- **Task requirements**
Write the material out again, line by line, exactly as it is.

Items from a figure collection
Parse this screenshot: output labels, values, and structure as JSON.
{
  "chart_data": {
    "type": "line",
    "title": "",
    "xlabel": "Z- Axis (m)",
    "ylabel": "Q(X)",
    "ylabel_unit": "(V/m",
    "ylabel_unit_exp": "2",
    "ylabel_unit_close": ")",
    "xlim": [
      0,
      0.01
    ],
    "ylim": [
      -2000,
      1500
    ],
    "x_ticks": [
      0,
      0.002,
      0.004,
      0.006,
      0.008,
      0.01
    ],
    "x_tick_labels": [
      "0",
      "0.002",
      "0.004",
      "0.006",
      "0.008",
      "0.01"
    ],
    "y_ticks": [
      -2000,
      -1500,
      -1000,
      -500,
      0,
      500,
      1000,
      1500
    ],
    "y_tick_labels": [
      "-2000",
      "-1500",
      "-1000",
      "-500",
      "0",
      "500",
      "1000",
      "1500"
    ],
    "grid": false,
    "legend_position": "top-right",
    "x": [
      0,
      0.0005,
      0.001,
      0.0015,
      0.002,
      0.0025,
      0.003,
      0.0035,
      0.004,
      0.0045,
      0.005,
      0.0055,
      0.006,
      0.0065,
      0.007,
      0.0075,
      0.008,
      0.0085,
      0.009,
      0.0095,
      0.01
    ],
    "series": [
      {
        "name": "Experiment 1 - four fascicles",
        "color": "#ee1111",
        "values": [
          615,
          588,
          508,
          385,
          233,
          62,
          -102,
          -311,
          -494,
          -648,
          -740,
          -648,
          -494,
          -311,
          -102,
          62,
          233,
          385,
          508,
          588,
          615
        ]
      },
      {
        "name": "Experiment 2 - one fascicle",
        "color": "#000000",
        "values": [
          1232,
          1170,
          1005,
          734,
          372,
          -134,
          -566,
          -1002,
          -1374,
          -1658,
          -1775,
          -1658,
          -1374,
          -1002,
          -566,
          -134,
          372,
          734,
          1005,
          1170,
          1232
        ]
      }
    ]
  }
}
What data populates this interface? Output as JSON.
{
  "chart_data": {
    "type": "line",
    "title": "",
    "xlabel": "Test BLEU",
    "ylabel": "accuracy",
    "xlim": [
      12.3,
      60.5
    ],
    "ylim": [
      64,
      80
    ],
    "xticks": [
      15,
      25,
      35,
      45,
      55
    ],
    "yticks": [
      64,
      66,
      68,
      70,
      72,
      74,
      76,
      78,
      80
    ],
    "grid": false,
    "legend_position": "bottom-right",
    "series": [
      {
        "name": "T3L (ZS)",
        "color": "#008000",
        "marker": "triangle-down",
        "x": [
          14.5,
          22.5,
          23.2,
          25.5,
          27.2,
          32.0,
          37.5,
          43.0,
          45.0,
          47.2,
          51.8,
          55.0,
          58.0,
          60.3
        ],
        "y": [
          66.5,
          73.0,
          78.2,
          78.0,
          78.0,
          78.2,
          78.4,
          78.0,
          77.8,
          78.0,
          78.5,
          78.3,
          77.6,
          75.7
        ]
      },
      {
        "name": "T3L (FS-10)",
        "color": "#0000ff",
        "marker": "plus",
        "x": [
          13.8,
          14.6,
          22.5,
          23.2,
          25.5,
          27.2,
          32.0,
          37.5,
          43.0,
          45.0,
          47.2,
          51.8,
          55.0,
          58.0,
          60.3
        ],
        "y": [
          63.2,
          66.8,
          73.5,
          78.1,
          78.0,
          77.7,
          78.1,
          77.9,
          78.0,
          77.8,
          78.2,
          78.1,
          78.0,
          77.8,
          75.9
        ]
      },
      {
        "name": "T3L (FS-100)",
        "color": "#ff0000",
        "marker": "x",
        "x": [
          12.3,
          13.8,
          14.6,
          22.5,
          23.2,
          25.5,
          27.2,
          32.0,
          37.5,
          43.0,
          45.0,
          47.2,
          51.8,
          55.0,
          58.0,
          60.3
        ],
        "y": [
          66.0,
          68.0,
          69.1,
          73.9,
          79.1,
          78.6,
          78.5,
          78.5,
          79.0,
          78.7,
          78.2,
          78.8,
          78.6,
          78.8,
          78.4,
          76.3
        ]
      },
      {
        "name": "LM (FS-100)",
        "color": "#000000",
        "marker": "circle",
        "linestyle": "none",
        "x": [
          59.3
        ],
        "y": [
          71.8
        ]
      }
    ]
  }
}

- **Exercise output**
Parse this screenshot: output labels, values, and structure as JSON.
{
  "chart_data": {
    "type": "line",
    "title": "",
    "xlabel": "Z- Axis (m)",
    "ylabel": "Q(X)",
    "ylabel_unit": "(V/m",
    "ylabel_unit_exp": "2",
    "ylabel_unit_close": ")",
    "xlim": [
      0,
      0.01
    ],
    "ylim": [
      -2000,
      1500
    ],
    "x_ticks": [
      0,
      0.002,
      0.004,
      0.006,
      0.008,
      0.01
    ],
    "x_tick_labels": [
      "0",
      "0.002",
      "0.004",
      "0.006",
      "0.008",
      "0.01"
    ],
    "y_ticks": [
      -2000,
      -1500,
      -1000,
      -500,
      0,
      500,
      1000,
      1500
    ],
    "y_tick_labels": [
      "-2000",
      "-1500",
      "-1000",
      "-500",
      "0",
      "500",
      "1000",
      "1500"
    ],
    "grid": false,
    "legend_position": "top-right",
    "x": [
      0,
      0.0005,
      0.001,
      0.0015,
      0.002,
      0.0025,
      0.003,
      0.0035,
      0.004,
      0.0045,
      0.005,
      0.0055,
      0.006,
      0.0065,
      0.007,
      0.0075,
      0.008,
      0.0085,
      0.009,
      0.0095,
      0.01
    ],
    "series": [
      {
        "name": "Experiment 1 - four fascicles",
        "color": "#ee1111",
        "values": [
          615,
          588,
          508,
          385,
          233,
          62,
          -102,
          -311,
          -494,
          -648,
          -740,
          -648,
          -494,
          -311,
          -102,
          62,
          233,
          385,
          508,
          588,
          615
        ]
      },
      {
        "name": "Experiment 2 - one fascicle",
        "color": "#000000",
        "values": [
          1232,
          1170,
          1005,
          734,
          372,
          -134,
          -566,
          -1002,
          -1374,
          -1658,
          -1775,
          -1658,
          -1374,
          -1002,
          -566,
          -134,
          372,
          734,
          1005,
          1170,
          1232
        ]
      }
    ]
  }
}
What data populates this interface? Output as JSON.
{
  "chart_data": {
    "type": "line",
    "title": "",
    "xlabel": "Test BLEU",
    "ylabel": "accuracy",
    "xlim": [
      12.3,
      60.5
    ],
    "ylim": [
      64,
      80
    ],
    "xticks": [
      15,
      25,
      35,
      45,
      55
    ],
    "yticks": [
      64,
      66,
      68,
      70,
      72,
      74,
      76,
      78,
      80
    ],
    "grid": false,
    "legend_position": "bottom-right",
    "series": [
      {
        "name": "T3L (ZS)",
        "color": "#008000",
        "marker": "triangle-down",
        "x": [
          14.5,
          22.5,
          23.2,
          25.5,
          27.2,
          32.0,
          37.5,
          43.0,
          45.0,
          47.2,
          51.8,
          55.0,
          58.0,
          60.3
        ],
        "y": [
          66.5,
          73.0,
          78.2,
          78.0,
          78.0,
          78.2,
          78.4,
          78.0,
          77.8,
          78.0,
          78.5,
          78.3,
          77.6,
          75.7
        ]
      },
      {
        "name": "T3L (FS-10)",
        "color": "#0000ff",
        "marker": "plus",
        "x": [
          13.8,
          14.6,
          22.5,
          23.2,
          25.5,
          27.2,
          32.0,
          37.5,
          43.0,
          45.0,
          47.2,
          51.8,
          55.0,
          58.0,
          60.3
        ],
        "y": [
          63.2,
          66.8,
          73.5,
          78.1,
          78.0,
          77.7,
          78.1,
          77.9,
          78.0,
          77.8,
          78.2,
          78.1,
          78.0,
          77.8,
          75.9
        ]
      },
      {
        "name": "T3L (FS-100)",
        "color": "#ff0000",
        "marker": "x",
        "x": [
          12.3,
          13.8,
          14.6,
          22.5,
          23.2,
          25.5,
          27.2,
          32.0,
          37.5,
          43.0,
          45.0,
          47.2,
          51.8,
          55.0,
          58.0,
          60.3
        ],
        "y": [
          66.0,
          68.0,
          69.1,
          73.9,
          79.1,
          78.6,
          78.5,
          78.5,
          79.0,
          78.7,
          78.2,
          78.8,
          78.6,
          78.8,
          78.4,
          76.3
        ]
      },
      {
        "name": "LM (FS-100)",
        "color": "#000000",
        "marker": "circle",
        "linestyle": "none",
        "x": [
          59.3
        ],
        "y": [
          71.8
        ]
      }
    ]
  }
}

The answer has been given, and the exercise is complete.